• _The exercise_
Find how many lines of the listing include the string "name", and report only that figure.

Dataset entries on figures
↓
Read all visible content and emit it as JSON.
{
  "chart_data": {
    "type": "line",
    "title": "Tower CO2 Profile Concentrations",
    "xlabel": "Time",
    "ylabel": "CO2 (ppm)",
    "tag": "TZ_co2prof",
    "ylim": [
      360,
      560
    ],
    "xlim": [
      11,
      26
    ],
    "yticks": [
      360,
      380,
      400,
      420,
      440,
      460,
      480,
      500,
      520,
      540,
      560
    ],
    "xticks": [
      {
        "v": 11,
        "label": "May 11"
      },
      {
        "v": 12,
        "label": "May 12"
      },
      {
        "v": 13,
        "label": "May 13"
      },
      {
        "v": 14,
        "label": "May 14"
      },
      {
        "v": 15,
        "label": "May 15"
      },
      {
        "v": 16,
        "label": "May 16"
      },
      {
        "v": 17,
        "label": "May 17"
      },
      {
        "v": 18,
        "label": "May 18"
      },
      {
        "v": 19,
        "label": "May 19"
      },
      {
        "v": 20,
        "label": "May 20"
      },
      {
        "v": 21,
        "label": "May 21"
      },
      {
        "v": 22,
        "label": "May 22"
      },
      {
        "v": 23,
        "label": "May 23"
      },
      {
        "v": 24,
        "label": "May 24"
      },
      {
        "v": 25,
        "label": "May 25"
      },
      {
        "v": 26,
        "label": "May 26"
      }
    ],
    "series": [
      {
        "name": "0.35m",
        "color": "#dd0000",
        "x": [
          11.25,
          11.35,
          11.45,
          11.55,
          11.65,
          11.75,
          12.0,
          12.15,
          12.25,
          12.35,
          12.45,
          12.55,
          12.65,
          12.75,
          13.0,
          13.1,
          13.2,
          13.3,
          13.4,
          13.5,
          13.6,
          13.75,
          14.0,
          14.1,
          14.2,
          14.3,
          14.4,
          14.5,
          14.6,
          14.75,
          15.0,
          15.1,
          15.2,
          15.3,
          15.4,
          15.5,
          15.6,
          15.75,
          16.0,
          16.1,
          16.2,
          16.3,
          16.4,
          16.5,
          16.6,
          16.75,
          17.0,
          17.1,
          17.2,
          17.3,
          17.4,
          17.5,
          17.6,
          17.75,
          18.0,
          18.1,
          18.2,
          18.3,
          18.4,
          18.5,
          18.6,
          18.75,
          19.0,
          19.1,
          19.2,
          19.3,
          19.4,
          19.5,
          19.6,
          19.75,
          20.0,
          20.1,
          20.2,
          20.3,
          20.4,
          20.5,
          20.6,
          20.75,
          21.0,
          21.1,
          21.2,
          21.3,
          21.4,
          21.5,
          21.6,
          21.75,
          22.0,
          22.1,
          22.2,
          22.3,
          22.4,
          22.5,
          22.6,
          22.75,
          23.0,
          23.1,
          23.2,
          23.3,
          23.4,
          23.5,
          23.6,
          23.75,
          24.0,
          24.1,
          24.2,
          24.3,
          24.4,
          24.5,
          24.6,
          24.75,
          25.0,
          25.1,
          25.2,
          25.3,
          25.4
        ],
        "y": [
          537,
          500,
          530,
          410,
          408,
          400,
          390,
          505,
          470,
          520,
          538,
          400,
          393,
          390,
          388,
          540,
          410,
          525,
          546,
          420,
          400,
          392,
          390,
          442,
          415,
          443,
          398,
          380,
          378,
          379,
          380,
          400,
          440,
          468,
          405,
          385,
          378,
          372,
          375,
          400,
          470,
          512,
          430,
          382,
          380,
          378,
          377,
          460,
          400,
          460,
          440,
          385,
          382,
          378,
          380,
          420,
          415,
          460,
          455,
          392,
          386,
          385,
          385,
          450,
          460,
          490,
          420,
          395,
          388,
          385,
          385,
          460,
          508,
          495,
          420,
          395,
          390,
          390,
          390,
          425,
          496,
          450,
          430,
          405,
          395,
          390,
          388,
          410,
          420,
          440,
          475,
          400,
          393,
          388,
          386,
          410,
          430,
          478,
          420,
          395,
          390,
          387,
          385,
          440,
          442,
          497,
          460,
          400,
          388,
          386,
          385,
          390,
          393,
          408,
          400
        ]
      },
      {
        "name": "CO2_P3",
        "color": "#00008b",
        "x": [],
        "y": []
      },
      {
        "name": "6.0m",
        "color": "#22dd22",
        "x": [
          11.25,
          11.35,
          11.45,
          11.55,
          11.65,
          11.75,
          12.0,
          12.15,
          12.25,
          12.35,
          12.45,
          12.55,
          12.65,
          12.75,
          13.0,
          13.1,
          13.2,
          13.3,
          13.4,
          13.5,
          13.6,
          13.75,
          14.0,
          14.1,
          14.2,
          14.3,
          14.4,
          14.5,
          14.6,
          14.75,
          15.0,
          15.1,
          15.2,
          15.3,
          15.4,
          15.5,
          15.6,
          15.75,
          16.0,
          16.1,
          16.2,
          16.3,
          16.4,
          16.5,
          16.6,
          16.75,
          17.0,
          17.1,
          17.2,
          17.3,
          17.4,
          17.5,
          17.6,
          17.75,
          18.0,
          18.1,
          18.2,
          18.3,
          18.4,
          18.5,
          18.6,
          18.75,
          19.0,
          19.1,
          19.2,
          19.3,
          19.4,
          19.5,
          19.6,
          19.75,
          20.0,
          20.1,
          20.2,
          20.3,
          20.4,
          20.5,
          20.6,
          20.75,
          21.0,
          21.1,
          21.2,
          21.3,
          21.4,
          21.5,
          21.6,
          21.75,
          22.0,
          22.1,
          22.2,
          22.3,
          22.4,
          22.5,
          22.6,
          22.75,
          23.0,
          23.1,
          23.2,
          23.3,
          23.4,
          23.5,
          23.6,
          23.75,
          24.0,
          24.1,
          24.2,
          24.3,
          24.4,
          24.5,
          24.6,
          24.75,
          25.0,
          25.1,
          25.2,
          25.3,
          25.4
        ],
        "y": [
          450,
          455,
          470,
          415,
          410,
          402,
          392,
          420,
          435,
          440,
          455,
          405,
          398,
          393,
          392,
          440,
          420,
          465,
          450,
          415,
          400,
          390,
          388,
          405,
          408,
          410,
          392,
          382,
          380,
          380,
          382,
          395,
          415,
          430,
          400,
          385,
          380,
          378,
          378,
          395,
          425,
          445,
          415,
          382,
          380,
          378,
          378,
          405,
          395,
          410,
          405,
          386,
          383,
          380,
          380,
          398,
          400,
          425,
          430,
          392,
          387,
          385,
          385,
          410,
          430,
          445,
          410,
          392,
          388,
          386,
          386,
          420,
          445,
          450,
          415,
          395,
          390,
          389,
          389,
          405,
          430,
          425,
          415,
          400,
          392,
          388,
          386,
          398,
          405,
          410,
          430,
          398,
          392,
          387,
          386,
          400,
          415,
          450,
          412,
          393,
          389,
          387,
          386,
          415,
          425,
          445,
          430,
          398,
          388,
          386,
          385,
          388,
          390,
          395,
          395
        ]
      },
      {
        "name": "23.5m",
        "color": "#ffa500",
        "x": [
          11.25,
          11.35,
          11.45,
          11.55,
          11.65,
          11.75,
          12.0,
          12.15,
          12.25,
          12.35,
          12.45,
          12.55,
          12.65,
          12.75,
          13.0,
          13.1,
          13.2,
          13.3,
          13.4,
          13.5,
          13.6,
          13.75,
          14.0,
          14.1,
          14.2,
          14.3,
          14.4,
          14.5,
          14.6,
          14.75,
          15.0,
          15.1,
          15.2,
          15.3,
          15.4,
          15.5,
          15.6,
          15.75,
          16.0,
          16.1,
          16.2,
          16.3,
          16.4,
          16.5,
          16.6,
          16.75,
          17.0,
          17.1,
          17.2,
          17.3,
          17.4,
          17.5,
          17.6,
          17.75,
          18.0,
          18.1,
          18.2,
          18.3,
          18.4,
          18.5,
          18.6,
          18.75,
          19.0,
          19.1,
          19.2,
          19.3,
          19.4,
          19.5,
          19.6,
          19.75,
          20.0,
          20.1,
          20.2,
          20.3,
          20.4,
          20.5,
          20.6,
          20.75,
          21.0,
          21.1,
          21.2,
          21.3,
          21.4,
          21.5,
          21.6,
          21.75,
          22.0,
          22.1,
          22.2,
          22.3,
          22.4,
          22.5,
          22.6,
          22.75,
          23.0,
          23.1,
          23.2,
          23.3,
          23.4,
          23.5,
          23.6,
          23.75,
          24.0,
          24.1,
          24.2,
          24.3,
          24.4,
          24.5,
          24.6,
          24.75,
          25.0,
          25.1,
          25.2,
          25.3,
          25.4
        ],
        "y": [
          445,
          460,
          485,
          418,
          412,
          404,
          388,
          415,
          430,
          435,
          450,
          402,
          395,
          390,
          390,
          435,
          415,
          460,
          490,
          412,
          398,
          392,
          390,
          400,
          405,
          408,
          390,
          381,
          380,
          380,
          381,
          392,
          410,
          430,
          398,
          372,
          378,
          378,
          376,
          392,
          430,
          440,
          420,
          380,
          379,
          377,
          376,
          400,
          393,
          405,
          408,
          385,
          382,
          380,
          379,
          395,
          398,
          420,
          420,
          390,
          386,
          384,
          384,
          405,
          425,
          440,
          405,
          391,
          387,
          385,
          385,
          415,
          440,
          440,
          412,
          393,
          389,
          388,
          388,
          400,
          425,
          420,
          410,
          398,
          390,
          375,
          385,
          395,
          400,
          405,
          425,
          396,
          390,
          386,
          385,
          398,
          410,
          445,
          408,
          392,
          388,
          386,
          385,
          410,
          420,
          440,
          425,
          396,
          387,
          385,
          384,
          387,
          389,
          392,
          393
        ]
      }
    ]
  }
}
↑
• _Response_
4